=== THE RECORDS ===
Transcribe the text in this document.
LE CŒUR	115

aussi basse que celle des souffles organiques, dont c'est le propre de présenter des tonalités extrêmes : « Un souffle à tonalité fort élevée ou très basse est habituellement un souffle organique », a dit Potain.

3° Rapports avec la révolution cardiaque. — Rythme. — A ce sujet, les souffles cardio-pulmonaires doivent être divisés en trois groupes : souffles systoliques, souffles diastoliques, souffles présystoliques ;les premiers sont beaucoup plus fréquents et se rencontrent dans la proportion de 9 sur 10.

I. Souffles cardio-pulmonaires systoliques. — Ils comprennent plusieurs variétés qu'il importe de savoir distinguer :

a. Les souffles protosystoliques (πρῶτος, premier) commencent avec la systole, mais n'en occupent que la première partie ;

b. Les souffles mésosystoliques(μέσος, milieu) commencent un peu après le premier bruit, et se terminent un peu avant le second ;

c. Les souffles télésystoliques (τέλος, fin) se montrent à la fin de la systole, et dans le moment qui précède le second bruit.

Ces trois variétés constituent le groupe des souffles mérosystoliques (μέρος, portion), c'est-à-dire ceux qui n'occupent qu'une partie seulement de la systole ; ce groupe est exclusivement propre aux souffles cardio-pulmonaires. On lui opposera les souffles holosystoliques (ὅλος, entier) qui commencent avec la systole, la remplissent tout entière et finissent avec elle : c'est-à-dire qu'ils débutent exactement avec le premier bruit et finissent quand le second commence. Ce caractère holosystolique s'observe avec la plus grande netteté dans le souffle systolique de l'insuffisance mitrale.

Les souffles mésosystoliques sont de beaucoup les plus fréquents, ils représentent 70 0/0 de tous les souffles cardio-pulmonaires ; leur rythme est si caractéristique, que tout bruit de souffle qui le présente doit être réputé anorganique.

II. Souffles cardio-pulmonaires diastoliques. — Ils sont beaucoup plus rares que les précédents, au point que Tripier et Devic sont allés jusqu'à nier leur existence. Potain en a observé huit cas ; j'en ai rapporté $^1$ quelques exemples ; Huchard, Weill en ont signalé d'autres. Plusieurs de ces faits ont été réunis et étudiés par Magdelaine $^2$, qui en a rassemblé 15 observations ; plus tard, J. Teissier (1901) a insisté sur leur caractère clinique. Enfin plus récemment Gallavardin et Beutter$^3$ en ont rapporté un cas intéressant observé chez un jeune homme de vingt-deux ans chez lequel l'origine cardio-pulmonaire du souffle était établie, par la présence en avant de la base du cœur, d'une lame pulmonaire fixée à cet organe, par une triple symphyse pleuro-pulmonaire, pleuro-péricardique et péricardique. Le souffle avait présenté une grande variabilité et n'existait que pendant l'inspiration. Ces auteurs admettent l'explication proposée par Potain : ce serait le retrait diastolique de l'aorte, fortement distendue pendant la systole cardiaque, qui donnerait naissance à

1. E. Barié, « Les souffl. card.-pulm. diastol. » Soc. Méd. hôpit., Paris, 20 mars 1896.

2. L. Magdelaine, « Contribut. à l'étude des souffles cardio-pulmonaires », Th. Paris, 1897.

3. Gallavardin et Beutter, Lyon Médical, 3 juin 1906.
===
=== THE RECORDS ===
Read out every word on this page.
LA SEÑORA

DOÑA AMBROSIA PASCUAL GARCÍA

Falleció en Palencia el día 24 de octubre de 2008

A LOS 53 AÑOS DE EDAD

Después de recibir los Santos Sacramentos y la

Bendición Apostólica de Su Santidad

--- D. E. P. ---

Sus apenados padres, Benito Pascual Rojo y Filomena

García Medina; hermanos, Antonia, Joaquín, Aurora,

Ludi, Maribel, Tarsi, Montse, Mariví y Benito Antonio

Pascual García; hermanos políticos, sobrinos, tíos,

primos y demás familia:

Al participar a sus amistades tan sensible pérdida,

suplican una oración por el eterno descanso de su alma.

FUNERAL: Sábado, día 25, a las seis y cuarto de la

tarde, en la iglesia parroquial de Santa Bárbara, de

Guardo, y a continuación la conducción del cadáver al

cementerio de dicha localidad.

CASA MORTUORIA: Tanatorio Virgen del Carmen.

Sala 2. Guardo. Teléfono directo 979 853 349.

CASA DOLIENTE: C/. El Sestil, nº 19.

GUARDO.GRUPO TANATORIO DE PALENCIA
===
■ **AIM OF THE TASK**
Copy all the lines above that hold the string "avec".

■ **RESPONSE TO THIS EXERCISE**
3° Rapports avec la révolution cardiaque. — Rythme. — A ce sujet, les souffles cardio-pulmonaires doivent être divisés en trois groupes : souffles systoliques, souffles diastoliques, souffles présystoliques ;les premiers sont beaucoup plus fréquents et se rencontrent dans la proportion de 9 sur 10.
a. Les souffles protosystoliques (πρῶτος, premier) commencent avec la systole, mais n'en occupent que la première partie ;
Ces trois variétés constituent le groupe des souffles mérosystoliques (μέρος, portion), c'est-à-dire ceux qui n'occupent qu'une partie seulement de la systole ; ce groupe est exclusivement propre aux souffles cardio-pulmonaires. On lui opposera les souffles holosystoliques (ὅλος, entier) qui commencent avec la systole, la remplissent tout entière et finissent avec elle : c'est-à-dire qu'ils débutent exactement avec le premier bruit et finissent quand le second commence. Ce caractère holosystolique s'observe avec la plus grande netteté dans le souffle systolique de l'insuffisance mitrale.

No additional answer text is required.